The listing beneath should be written out in full, exactly as shown.

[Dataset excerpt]
************
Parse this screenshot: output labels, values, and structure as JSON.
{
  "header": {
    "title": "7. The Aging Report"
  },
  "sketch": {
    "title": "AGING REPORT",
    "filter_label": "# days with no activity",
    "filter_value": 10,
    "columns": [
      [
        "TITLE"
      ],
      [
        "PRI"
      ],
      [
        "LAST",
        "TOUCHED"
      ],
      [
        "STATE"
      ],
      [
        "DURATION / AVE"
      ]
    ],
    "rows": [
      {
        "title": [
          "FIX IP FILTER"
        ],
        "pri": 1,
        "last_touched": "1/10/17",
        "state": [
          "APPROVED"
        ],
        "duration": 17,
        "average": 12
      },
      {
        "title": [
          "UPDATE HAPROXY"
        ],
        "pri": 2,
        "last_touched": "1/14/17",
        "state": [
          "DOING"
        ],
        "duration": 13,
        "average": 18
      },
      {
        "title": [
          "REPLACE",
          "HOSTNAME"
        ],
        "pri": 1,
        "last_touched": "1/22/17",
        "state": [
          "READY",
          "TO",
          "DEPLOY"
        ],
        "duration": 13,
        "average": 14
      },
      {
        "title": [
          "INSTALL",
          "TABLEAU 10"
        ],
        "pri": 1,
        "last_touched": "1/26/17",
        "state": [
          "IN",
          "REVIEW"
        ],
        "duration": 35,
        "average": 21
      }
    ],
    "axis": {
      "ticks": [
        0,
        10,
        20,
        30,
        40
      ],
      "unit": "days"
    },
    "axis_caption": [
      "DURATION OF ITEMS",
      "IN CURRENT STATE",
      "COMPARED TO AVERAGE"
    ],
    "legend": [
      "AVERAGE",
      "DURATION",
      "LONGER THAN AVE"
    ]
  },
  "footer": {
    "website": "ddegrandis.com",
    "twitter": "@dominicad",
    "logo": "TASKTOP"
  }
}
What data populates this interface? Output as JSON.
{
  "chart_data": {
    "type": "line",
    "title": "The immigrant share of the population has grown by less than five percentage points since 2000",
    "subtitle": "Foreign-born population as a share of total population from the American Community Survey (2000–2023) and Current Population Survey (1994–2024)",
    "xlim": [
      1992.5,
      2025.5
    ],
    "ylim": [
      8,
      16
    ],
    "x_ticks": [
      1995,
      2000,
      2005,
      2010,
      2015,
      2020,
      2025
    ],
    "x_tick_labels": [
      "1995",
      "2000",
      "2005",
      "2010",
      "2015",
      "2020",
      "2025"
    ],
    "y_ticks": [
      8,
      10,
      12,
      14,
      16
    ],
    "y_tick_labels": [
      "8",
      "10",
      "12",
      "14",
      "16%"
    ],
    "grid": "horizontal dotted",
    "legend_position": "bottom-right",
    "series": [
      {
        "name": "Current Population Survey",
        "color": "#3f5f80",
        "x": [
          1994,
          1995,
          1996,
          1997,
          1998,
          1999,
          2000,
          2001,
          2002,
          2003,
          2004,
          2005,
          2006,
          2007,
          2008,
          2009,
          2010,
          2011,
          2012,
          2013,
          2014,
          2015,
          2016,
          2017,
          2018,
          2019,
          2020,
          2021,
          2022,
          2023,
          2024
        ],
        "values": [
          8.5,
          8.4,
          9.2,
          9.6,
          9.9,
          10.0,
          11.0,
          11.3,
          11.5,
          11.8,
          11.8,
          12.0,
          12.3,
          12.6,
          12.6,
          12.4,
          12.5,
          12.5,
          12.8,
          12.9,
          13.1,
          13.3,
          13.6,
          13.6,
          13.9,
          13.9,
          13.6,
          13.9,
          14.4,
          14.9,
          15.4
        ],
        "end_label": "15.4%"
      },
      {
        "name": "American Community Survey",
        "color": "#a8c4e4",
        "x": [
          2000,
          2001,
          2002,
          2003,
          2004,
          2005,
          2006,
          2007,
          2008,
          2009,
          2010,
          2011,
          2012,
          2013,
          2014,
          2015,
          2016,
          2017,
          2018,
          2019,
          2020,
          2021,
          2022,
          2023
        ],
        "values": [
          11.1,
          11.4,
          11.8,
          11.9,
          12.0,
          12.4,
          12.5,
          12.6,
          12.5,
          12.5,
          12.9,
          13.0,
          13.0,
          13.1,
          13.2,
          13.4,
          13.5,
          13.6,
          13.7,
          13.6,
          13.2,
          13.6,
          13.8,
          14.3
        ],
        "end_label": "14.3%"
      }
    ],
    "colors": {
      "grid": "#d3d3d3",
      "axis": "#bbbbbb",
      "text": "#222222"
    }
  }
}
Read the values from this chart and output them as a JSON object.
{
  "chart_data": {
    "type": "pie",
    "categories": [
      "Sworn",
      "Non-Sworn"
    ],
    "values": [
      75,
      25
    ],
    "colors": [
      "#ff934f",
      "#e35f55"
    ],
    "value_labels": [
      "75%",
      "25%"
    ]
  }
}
************
* [TASK RESPONSE]:
Parse this screenshot: output labels, values, and structure as JSON.
{
  "header": {
    "title": "7. The Aging Report"
  },
  "sketch": {
    "title": "AGING REPORT",
    "filter_label": "# days with no activity",
    "filter_value": 10,
    "columns": [
      [
        "TITLE"
      ],
      [
        "PRI"
      ],
      [
        "LAST",
        "TOUCHED"
      ],
      [
        "STATE"
      ],
      [
        "DURATION / AVE"
      ]
    ],
    "rows": [
      {
        "title": [
          "FIX IP FILTER"
        ],
        "pri": 1,
        "last_touched": "1/10/17",
        "state": [
          "APPROVED"
        ],
        "duration": 17,
        "average": 12
      },
      {
        "title": [
          "UPDATE HAPROXY"
        ],
        "pri": 2,
        "last_touched": "1/14/17",
        "state": [
          "DOING"
        ],
        "duration": 13,
        "average": 18
      },
      {
        "title": [
          "REPLACE",
          "HOSTNAME"
        ],
        "pri": 1,
        "last_touched": "1/22/17",
        "state": [
          "READY",
          "TO",
          "DEPLOY"
        ],
        "duration": 13,
        "average": 14
      },
      {
        "title": [
          "INSTALL",
          "TABLEAU 10"
        ],
        "pri": 1,
        "last_touched": "1/26/17",
        "state": [
          "IN",
          "REVIEW"
        ],
        "duration": 35,
        "average": 21
      }
    ],
    "axis": {
      "ticks": [
        0,
        10,
        20,
        30,
        40
      ],
      "unit": "days"
    },
    "axis_caption": [
      "DURATION OF ITEMS",
      "IN CURRENT STATE",
      "COMPARED TO AVERAGE"
    ],
    "legend": [
      "AVERAGE",
      "DURATION",
      "LONGER THAN AVE"
    ]
  },
  "footer": {
    "website": "ddegrandis.com",
    "twitter": "@dominicad",
    "logo": "TASKTOP"
  }
}
What data populates this interface? Output as JSON.
{
  "chart_data": {
    "type": "line",
    "title": "The immigrant share of the population has grown by less than five percentage points since 2000",
    "subtitle": "Foreign-born population as a share of total population from the American Community Survey (2000–2023) and Current Population Survey (1994–2024)",
    "xlim": [
      1992.5,
      2025.5
    ],
    "ylim": [
      8,
      16
    ],
    "x_ticks": [
      1995,
      2000,
      2005,
      2010,
      2015,
      2020,
      2025
    ],
    "x_tick_labels": [
      "1995",
      "2000",
      "2005",
      "2010",
      "2015",
      "2020",
      "2025"
    ],
    "y_ticks": [
      8,
      10,
      12,
      14,
      16
    ],
    "y_tick_labels": [
      "8",
      "10",
      "12",
      "14",
      "16%"
    ],
    "grid": "horizontal dotted",
    "legend_position": "bottom-right",
    "series": [
      {
        "name": "Current Population Survey",
        "color": "#3f5f80",
        "x": [
          1994,
          1995,
          1996,
          1997,
          1998,
          1999,
          2000,
          2001,
          2002,
          2003,
          2004,
          2005,
          2006,
          2007,
          2008,
          2009,
          2010,
          2011,
          2012,
          2013,
          2014,
          2015,
          2016,
          2017,
          2018,
          2019,
          2020,
          2021,
          2022,
          2023,
          2024
        ],
        "values": [
          8.5,
          8.4,
          9.2,
          9.6,
          9.9,
          10.0,
          11.0,
          11.3,
          11.5,
          11.8,
          11.8,
          12.0,
          12.3,
          12.6,
          12.6,
          12.4,
          12.5,
          12.5,
          12.8,
          12.9,
          13.1,
          13.3,
          13.6,
          13.6,
          13.9,
          13.9,
          13.6,
          13.9,
          14.4,
          14.9,
          15.4
        ],
        "end_label": "15.4%"
      },
      {
        "name": "American Community Survey",
        "color": "#a8c4e4",
        "x": [
          2000,
          2001,
          2002,
          2003,
          2004,
          2005,
          2006,
          2007,
          2008,
          2009,
          2010,
          2011,
          2012,
          2013,
          2014,
          2015,
          2016,
          2017,
          2018,
          2019,
          2020,
          2021,
          2022,
          2023
        ],
        "values": [
          11.1,
          11.4,
          11.8,
          11.9,
          12.0,
          12.4,
          12.5,
          12.6,
          12.5,
          12.5,
          12.9,
          13.0,
          13.0,
          13.1,
          13.2,
          13.4,
          13.5,
          13.6,
          13.7,
          13.6,
          13.2,
          13.6,
          13.8,
          14.3
        ],
        "end_label": "14.3%"
      }
    ],
    "colors": {
      "grid": "#d3d3d3",
      "axis": "#bbbbbb",
      "text": "#222222"
    }
  }
}
Read the values from this chart and output them as a JSON object.
{
  "chart_data": {
    "type": "pie",
    "categories": [
      "Sworn",
      "Non-Sworn"
    ],
    "values": [
      75,
      25
    ],
    "colors": [
      "#ff934f",
      "#e35f55"
    ],
    "value_labels": [
      "75%",
      "25%"
    ]
  }
}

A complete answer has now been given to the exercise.